For the records below, tally the lines that include the word "range" and give only the tally.

**Website and app data records**
********************

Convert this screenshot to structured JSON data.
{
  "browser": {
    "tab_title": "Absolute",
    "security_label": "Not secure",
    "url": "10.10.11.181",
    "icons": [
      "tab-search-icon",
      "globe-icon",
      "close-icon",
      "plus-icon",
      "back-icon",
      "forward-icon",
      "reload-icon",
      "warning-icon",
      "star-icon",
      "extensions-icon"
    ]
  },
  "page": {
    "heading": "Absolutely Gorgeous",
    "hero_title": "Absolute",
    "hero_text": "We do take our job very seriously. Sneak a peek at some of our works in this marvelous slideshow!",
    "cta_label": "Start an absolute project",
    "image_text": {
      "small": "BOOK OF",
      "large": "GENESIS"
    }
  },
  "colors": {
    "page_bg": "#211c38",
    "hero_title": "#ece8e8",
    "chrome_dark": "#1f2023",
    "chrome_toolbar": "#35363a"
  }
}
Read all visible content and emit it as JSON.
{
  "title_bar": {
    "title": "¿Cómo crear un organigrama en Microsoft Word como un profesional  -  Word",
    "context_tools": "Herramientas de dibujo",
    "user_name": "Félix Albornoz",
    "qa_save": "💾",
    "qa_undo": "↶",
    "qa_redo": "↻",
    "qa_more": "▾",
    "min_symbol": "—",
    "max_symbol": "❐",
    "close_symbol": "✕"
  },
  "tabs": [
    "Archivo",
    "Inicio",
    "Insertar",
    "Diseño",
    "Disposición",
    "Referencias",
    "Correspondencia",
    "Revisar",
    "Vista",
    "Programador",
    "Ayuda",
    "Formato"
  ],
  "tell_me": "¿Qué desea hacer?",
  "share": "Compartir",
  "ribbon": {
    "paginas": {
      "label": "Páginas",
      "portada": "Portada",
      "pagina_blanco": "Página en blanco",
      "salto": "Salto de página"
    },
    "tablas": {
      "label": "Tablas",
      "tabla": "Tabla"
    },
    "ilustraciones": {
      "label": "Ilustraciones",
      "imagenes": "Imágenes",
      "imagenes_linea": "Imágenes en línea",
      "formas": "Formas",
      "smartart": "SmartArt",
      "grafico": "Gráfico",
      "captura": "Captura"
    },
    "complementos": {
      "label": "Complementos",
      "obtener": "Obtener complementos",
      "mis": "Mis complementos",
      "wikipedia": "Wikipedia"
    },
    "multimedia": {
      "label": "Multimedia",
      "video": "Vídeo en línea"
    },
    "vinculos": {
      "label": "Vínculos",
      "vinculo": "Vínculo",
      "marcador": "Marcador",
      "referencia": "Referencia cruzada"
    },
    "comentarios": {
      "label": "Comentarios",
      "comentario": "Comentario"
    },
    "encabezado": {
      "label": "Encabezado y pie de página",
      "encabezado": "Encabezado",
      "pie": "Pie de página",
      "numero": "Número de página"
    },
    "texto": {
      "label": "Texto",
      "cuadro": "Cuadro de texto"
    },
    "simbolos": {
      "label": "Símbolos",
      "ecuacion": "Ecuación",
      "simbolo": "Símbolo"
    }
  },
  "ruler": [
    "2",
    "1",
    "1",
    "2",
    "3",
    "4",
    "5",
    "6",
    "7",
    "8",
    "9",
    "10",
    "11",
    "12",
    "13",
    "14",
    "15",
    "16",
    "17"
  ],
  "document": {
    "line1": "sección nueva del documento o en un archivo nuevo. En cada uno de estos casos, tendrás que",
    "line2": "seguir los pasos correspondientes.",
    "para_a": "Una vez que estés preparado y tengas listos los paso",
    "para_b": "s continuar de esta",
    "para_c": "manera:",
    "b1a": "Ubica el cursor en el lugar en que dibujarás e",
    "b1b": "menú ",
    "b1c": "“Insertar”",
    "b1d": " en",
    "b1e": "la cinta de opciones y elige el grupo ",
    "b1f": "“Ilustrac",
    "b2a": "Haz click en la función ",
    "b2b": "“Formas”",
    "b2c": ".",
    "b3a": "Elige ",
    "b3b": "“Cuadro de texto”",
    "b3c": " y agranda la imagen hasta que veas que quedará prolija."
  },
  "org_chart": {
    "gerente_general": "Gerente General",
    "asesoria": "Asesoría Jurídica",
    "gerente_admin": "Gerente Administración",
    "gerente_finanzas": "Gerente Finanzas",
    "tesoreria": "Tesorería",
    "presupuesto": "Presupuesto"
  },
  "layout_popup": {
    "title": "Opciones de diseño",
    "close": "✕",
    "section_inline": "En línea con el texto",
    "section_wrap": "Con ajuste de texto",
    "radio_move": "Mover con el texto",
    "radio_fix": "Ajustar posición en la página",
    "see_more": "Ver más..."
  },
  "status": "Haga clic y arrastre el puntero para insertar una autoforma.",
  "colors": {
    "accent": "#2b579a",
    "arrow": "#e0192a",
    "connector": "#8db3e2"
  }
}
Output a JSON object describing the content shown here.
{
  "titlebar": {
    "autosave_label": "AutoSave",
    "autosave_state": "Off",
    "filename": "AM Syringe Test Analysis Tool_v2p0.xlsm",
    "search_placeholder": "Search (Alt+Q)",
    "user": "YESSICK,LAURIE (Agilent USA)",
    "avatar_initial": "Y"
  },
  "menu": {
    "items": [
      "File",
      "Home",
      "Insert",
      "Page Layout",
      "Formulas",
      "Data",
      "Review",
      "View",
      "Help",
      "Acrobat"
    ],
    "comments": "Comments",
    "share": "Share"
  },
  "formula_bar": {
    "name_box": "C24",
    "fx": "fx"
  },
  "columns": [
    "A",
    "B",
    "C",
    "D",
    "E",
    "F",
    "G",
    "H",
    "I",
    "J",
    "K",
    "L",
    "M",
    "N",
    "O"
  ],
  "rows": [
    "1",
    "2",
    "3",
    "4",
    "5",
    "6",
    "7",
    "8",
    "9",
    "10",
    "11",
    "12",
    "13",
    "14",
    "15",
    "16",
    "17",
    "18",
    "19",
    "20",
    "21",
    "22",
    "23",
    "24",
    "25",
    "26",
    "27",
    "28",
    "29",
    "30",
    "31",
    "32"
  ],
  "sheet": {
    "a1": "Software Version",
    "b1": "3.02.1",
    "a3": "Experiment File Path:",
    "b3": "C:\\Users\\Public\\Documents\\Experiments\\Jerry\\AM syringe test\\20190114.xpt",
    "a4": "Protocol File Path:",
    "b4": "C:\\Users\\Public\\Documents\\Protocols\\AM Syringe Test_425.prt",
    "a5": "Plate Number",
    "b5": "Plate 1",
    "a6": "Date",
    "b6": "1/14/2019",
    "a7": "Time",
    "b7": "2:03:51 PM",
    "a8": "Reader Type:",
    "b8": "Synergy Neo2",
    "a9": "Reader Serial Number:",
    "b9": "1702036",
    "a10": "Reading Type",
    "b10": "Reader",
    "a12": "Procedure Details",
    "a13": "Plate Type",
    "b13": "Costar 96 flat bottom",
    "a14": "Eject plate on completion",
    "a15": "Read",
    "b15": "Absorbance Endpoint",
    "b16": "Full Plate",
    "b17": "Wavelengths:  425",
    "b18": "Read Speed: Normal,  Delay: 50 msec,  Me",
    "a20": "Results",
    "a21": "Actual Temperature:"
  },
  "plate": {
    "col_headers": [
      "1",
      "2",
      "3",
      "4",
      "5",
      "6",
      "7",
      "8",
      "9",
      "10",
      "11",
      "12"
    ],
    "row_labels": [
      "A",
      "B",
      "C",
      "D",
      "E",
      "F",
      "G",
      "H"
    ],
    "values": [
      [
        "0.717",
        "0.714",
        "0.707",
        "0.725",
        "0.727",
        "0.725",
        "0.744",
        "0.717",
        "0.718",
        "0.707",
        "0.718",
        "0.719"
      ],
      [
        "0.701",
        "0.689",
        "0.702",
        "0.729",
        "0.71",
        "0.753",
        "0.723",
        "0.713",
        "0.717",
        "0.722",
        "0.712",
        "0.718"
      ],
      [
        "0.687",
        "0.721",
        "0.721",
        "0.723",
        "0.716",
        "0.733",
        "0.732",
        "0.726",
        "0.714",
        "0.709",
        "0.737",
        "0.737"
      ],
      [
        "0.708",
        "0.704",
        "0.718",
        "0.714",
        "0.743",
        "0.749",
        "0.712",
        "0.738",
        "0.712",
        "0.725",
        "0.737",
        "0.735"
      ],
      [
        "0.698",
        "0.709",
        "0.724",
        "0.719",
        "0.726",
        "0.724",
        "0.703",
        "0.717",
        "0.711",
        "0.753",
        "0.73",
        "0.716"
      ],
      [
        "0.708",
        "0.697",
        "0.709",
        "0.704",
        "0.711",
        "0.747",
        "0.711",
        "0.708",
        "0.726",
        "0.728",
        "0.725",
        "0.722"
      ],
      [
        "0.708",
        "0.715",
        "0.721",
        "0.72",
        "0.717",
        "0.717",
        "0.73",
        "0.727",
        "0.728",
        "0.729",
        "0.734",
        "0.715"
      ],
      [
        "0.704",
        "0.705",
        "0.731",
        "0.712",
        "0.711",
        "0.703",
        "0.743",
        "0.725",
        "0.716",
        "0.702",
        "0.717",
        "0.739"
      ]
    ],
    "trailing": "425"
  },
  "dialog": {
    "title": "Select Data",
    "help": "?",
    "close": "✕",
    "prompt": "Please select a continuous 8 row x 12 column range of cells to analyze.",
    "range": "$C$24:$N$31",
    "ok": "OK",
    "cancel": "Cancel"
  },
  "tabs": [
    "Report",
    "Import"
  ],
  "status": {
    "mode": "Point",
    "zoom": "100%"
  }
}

********************

**RESPONSE TO THIS EXERCISE**
2